**Exercise aim:**
Write the entries below out again exactly; any picture in them stays out.

**Data provided:**
---

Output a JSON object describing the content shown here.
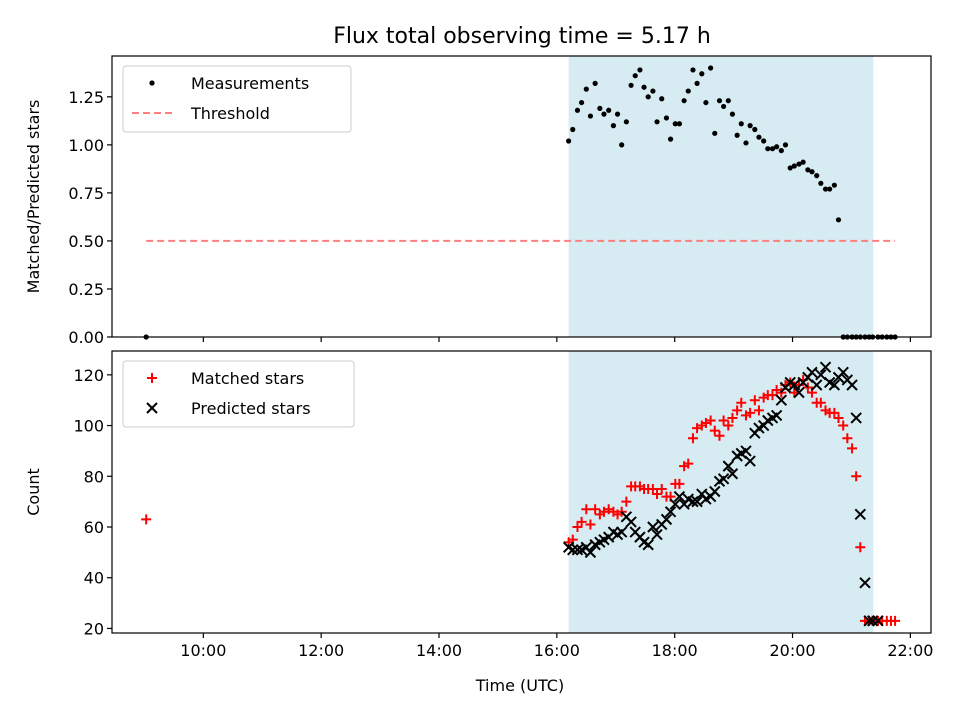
{
  "title": "Flux total observing time = 5.17 h",
  "xlabel": "Time (UTC)",
  "colors": {
    "shade": "#add8e6",
    "threshold": "#ff7f7f",
    "matched": "#ff0000",
    "predicted": "#000000",
    "measurement": "#000000"
  },
  "chart_data": [
    {
      "type": "scatter",
      "ylabel": "Matched/Predicted stars",
      "xlim": [
        8.45,
        22.35
      ],
      "ylim": [
        0,
        1.4625
      ],
      "yticks": [
        0.0,
        0.25,
        0.5,
        0.75,
        1.0,
        1.25
      ],
      "ytick_labels": [
        "0.00",
        "0.25",
        "0.50",
        "0.75",
        "1.00",
        "1.25"
      ],
      "xticks": [
        10,
        12,
        14,
        16,
        18,
        20,
        22
      ],
      "xtick_labels": [],
      "shaded_span": [
        16.2,
        21.37
      ],
      "legend": {
        "placement": "top-left",
        "entries": [
          "Measurements",
          "Threshold"
        ]
      },
      "series": [
        {
          "name": "Measurements",
          "kind": "points",
          "x": [
            9.03,
            16.2,
            16.27,
            16.35,
            16.42,
            16.5,
            16.57,
            16.65,
            16.73,
            16.8,
            16.88,
            16.96,
            17.03,
            17.1,
            17.18,
            17.26,
            17.33,
            17.41,
            17.48,
            17.55,
            17.63,
            17.7,
            17.78,
            17.86,
            17.93,
            18.01,
            18.08,
            18.16,
            18.23,
            18.31,
            18.38,
            18.46,
            18.53,
            18.61,
            18.68,
            18.76,
            18.83,
            18.91,
            18.98,
            19.06,
            19.13,
            19.21,
            19.28,
            19.36,
            19.43,
            19.51,
            19.58,
            19.66,
            19.73,
            19.81,
            19.88,
            19.96,
            20.03,
            20.11,
            20.18,
            20.26,
            20.33,
            20.41,
            20.48,
            20.56,
            20.63,
            20.71,
            20.78,
            20.86,
            20.93,
            21.01,
            21.08,
            21.15,
            21.23,
            21.3,
            21.36,
            21.45,
            21.52,
            21.6,
            21.67,
            21.74
          ],
          "y": [
            0.0,
            1.02,
            1.08,
            1.18,
            1.22,
            1.29,
            1.15,
            1.32,
            1.19,
            1.16,
            1.18,
            1.1,
            1.16,
            1.0,
            1.12,
            1.31,
            1.36,
            1.39,
            1.3,
            1.25,
            1.28,
            1.12,
            1.24,
            1.14,
            1.03,
            1.11,
            1.11,
            1.23,
            1.28,
            1.39,
            1.32,
            1.37,
            1.22,
            1.4,
            1.06,
            1.23,
            1.2,
            1.23,
            1.16,
            1.05,
            1.11,
            1.01,
            1.1,
            1.08,
            1.04,
            1.02,
            0.98,
            0.98,
            0.99,
            0.97,
            1.0,
            0.88,
            0.89,
            0.9,
            0.91,
            0.87,
            0.86,
            0.84,
            0.8,
            0.77,
            0.77,
            0.79,
            0.61,
            0.0,
            0.0,
            0.0,
            0.0,
            0.0,
            0.0,
            0.0,
            0.0,
            0.0,
            0.0,
            0.0,
            0.0,
            0.0
          ]
        },
        {
          "name": "Threshold",
          "kind": "dashed-line",
          "x": [
            9.03,
            21.74
          ],
          "y": [
            0.5,
            0.5
          ]
        }
      ]
    },
    {
      "type": "scatter",
      "ylabel": "Count",
      "xlim": [
        8.45,
        22.35
      ],
      "ylim": [
        18.2,
        129.4
      ],
      "yticks": [
        20,
        40,
        60,
        80,
        100,
        120
      ],
      "ytick_labels": [
        "20",
        "40",
        "60",
        "80",
        "100",
        "120"
      ],
      "xticks": [
        10,
        12,
        14,
        16,
        18,
        20,
        22
      ],
      "xtick_labels": [
        "10:00",
        "12:00",
        "14:00",
        "16:00",
        "18:00",
        "20:00",
        "22:00"
      ],
      "shaded_span": [
        16.2,
        21.37
      ],
      "legend": {
        "placement": "top-left",
        "entries": [
          "Matched stars",
          "Predicted stars"
        ]
      },
      "series": [
        {
          "name": "Matched stars",
          "kind": "plus",
          "x": [
            9.03,
            16.2,
            16.27,
            16.35,
            16.42,
            16.5,
            16.57,
            16.65,
            16.73,
            16.8,
            16.88,
            16.96,
            17.03,
            17.1,
            17.18,
            17.26,
            17.33,
            17.41,
            17.48,
            17.55,
            17.63,
            17.7,
            17.78,
            17.86,
            17.93,
            18.01,
            18.08,
            18.16,
            18.23,
            18.31,
            18.38,
            18.46,
            18.53,
            18.61,
            18.68,
            18.76,
            18.83,
            18.91,
            18.98,
            19.06,
            19.13,
            19.21,
            19.28,
            19.36,
            19.43,
            19.51,
            19.58,
            19.66,
            19.73,
            19.81,
            19.88,
            19.96,
            20.03,
            20.11,
            20.18,
            20.26,
            20.33,
            20.41,
            20.48,
            20.56,
            20.63,
            20.71,
            20.78,
            20.86,
            20.93,
            21.01,
            21.08,
            21.15,
            21.23,
            21.3,
            21.36,
            21.45,
            21.52,
            21.6,
            21.67,
            21.74
          ],
          "y": [
            63,
            54,
            55,
            60,
            62,
            67,
            61,
            67,
            65,
            66,
            67,
            66,
            65,
            66,
            70,
            76,
            76,
            76,
            75,
            75,
            75,
            73,
            75,
            72,
            72,
            77,
            77,
            84,
            85,
            95,
            99,
            100,
            101,
            102,
            98,
            96,
            102,
            100,
            103,
            106,
            109,
            104,
            105,
            110,
            106,
            111,
            112,
            112,
            114,
            113,
            116,
            117,
            113,
            116,
            118,
            115,
            113,
            109,
            109,
            106,
            105,
            105,
            103,
            100,
            95,
            91,
            80,
            52,
            23,
            23,
            23,
            23,
            23,
            23,
            23,
            23
          ]
        },
        {
          "name": "Predicted stars",
          "kind": "cross",
          "x": [
            16.2,
            16.27,
            16.35,
            16.42,
            16.5,
            16.57,
            16.65,
            16.73,
            16.8,
            16.88,
            16.96,
            17.03,
            17.1,
            17.18,
            17.26,
            17.33,
            17.41,
            17.48,
            17.55,
            17.63,
            17.7,
            17.78,
            17.86,
            17.93,
            18.01,
            18.08,
            18.16,
            18.23,
            18.31,
            18.38,
            18.46,
            18.53,
            18.61,
            18.68,
            18.76,
            18.83,
            18.91,
            18.98,
            19.06,
            19.13,
            19.21,
            19.28,
            19.36,
            19.43,
            19.51,
            19.58,
            19.66,
            19.73,
            19.81,
            19.88,
            19.96,
            20.03,
            20.11,
            20.18,
            20.26,
            20.33,
            20.41,
            20.48,
            20.56,
            20.63,
            20.71,
            20.78,
            20.86,
            20.93,
            21.01,
            21.08,
            21.15,
            21.23,
            21.3,
            21.36,
            21.45
          ],
          "y": [
            52,
            51,
            51,
            51,
            52,
            50,
            53,
            54,
            55,
            56,
            58,
            57,
            58,
            64,
            62,
            58,
            56,
            54,
            53,
            60,
            57,
            61,
            63,
            66,
            69,
            72,
            69,
            71,
            70,
            70,
            73,
            71,
            72,
            74,
            78,
            79,
            84,
            81,
            88,
            89,
            90,
            86,
            97,
            99,
            100,
            102,
            103,
            104,
            110,
            115,
            117,
            116,
            113,
            117,
            119,
            121,
            116,
            120,
            123,
            117,
            116,
            119,
            121,
            118,
            116,
            103,
            65,
            38,
            23,
            23,
            23
          ]
        }
      ]
    }
  ]
}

---

**Expected answer:**
Output a JSON object describing the content shown here.
{
  "title": "Flux total observing time = 5.17 h",
  "xlabel": "Time (UTC)",
  "colors": {
    "shade": "#add8e6",
    "threshold": "#ff7f7f",
    "matched": "#ff0000",
    "predicted": "#000000",
    "measurement": "#000000"
  },
  "chart_data": [
    {
      "type": "scatter",
      "ylabel": "Matched/Predicted stars",
      "xlim": [
        8.45,
        22.35
      ],
      "ylim": [
        0,
        1.4625
      ],
      "yticks": [
        0.0,
        0.25,
        0.5,
        0.75,
        1.0,
        1.25
      ],
      "ytick_labels": [
        "0.00",
        "0.25",
        "0.50",
        "0.75",
        "1.00",
        "1.25"
      ],
      "xticks": [
        10,
        12,
        14,
        16,
        18,
        20,
        22
      ],
      "xtick_labels": [],
      "shaded_span": [
        16.2,
        21.37
      ],
      "legend": {
        "placement": "top-left",
        "entries": [
          "Measurements",
          "Threshold"
        ]
      },
      "series": [
        {
          "name": "Measurements",
          "kind": "points",
          "x": [
            9.03,
            16.2,
            16.27,
            16.35,
            16.42,
            16.5,
            16.57,
            16.65,
            16.73,
            16.8,
            16.88,
            16.96,
            17.03,
            17.1,
            17.18,
            17.26,
            17.33,
            17.41,
            17.48,
            17.55,
            17.63,
            17.7,
            17.78,
            17.86,
            17.93,
            18.01,
            18.08,
            18.16,
            18.23,
            18.31,
            18.38,
            18.46,
            18.53,
            18.61,
            18.68,
            18.76,
            18.83,
            18.91,
            18.98,
            19.06,
            19.13,
            19.21,
            19.28,
            19.36,
            19.43,
            19.51,
            19.58,
            19.66,
            19.73,
            19.81,
            19.88,
            19.96,
            20.03,
            20.11,
            20.18,
            20.26,
            20.33,
            20.41,
            20.48,
            20.56,
            20.63,
            20.71,
            20.78,
            20.86,
            20.93,
            21.01,
            21.08,
            21.15,
            21.23,
            21.3,
            21.36,
            21.45,
            21.52,
            21.6,
            21.67,
            21.74
          ],
          "y": [
            0.0,
            1.02,
            1.08,
            1.18,
            1.22,
            1.29,
            1.15,
            1.32,
            1.19,
            1.16,
            1.18,
            1.1,
            1.16,
            1.0,
            1.12,
            1.31,
            1.36,
            1.39,
            1.3,
            1.25,
            1.28,
            1.12,
            1.24,
            1.14,
            1.03,
            1.11,
            1.11,
            1.23,
            1.28,
            1.39,
            1.32,
            1.37,
            1.22,
            1.4,
            1.06,
            1.23,
            1.2,
            1.23,
            1.16,
            1.05,
            1.11,
            1.01,
            1.1,
            1.08,
            1.04,
            1.02,
            0.98,
            0.98,
            0.99,
            0.97,
            1.0,
            0.88,
            0.89,
            0.9,
            0.91,
            0.87,
            0.86,
            0.84,
            0.8,
            0.77,
            0.77,
            0.79,
            0.61,
            0.0,
            0.0,
            0.0,
            0.0,
            0.0,
            0.0,
            0.0,
            0.0,
            0.0,
            0.0,
            0.0,
            0.0,
            0.0
          ]
        },
        {
          "name": "Threshold",
          "kind": "dashed-line",
          "x": [
            9.03,
            21.74
          ],
          "y": [
            0.5,
            0.5
          ]
        }
      ]
    },
    {
      "type": "scatter",
      "ylabel": "Count",
      "xlim": [
        8.45,
        22.35
      ],
      "ylim": [
        18.2,
        129.4
      ],
      "yticks": [
        20,
        40,
        60,
        80,
        100,
        120
      ],
      "ytick_labels": [
        "20",
        "40",
        "60",
        "80",
        "100",
        "120"
      ],
      "xticks": [
        10,
        12,
        14,
        16,
        18,
        20,
        22
      ],
      "xtick_labels": [
        "10:00",
        "12:00",
        "14:00",
        "16:00",
        "18:00",
        "20:00",
        "22:00"
      ],
      "shaded_span": [
        16.2,
        21.37
      ],
      "legend": {
        "placement": "top-left",
        "entries": [
          "Matched stars",
          "Predicted stars"
        ]
      },
      "series": [
        {
          "name": "Matched stars",
          "kind": "plus",
          "x": [
            9.03,
            16.2,
            16.27,
            16.35,
            16.42,
            16.5,
            16.57,
            16.65,
            16.73,
            16.8,
            16.88,
            16.96,
            17.03,
            17.1,
            17.18,
            17.26,
            17.33,
            17.41,
            17.48,
            17.55,
            17.63,
            17.7,
            17.78,
            17.86,
            17.93,
            18.01,
            18.08,
            18.16,
            18.23,
            18.31,
            18.38,
            18.46,
            18.53,
            18.61,
            18.68,
            18.76,
            18.83,
            18.91,
            18.98,
            19.06,
            19.13,
            19.21,
            19.28,
            19.36,
            19.43,
            19.51,
            19.58,
            19.66,
            19.73,
            19.81,
            19.88,
            19.96,
            20.03,
            20.11,
            20.18,
            20.26,
            20.33,
            20.41,
            20.48,
            20.56,
            20.63,
            20.71,
            20.78,
            20.86,
            20.93,
            21.01,
            21.08,
            21.15,
            21.23,
            21.3,
            21.36,
            21.45,
            21.52,
            21.6,
            21.67,
            21.74
          ],
          "y": [
            63,
            54,
            55,
            60,
            62,
            67,
            61,
            67,
            65,
            66,
            67,
            66,
            65,
            66,
            70,
            76,
            76,
            76,
            75,
            75,
            75,
            73,
            75,
            72,
            72,
            77,
            77,
            84,
            85,
            95,
            99,
            100,
            101,
            102,
            98,
            96,
            102,
            100,
            103,
            106,
            109,
            104,
            105,
            110,
            106,
            111,
            112,
            112,
            114,
            113,
            116,
            117,
            113,
            116,
            118,
            115,
            113,
            109,
            109,
            106,
            105,
            105,
            103,
            100,
            95,
            91,
            80,
            52,
            23,
            23,
            23,
            23,
            23,
            23,
            23,
            23
          ]
        },
        {
          "name": "Predicted stars",
          "kind": "cross",
          "x": [
            16.2,
            16.27,
            16.35,
            16.42,
            16.5,
            16.57,
            16.65,
            16.73,
            16.8,
            16.88,
            16.96,
            17.03,
            17.1,
            17.18,
            17.26,
            17.33,
            17.41,
            17.48,
            17.55,
            17.63,
            17.7,
            17.78,
            17.86,
            17.93,
            18.01,
            18.08,
            18.16,
            18.23,
            18.31,
            18.38,
            18.46,
            18.53,
            18.61,
            18.68,
            18.76,
            18.83,
            18.91,
            18.98,
            19.06,
            19.13,
            19.21,
            19.28,
            19.36,
            19.43,
            19.51,
            19.58,
            19.66,
            19.73,
            19.81,
            19.88,
            19.96,
            20.03,
            20.11,
            20.18,
            20.26,
            20.33,
            20.41,
            20.48,
            20.56,
            20.63,
            20.71,
            20.78,
            20.86,
            20.93,
            21.01,
            21.08,
            21.15,
            21.23,
            21.3,
            21.36,
            21.45
          ],
          "y": [
            52,
            51,
            51,
            51,
            52,
            50,
            53,
            54,
            55,
            56,
            58,
            57,
            58,
            64,
            62,
            58,
            56,
            54,
            53,
            60,
            57,
            61,
            63,
            66,
            69,
            72,
            69,
            71,
            70,
            70,
            73,
            71,
            72,
            74,
            78,
            79,
            84,
            81,
            88,
            89,
            90,
            86,
            97,
            99,
            100,
            102,
            103,
            104,
            110,
            115,
            117,
            116,
            113,
            117,
            119,
            121,
            116,
            120,
            123,
            117,
            116,
            119,
            121,
            118,
            116,
            103,
            65,
            38,
            23,
            23,
            23
          ]
        }
      ]
    }
  ]
}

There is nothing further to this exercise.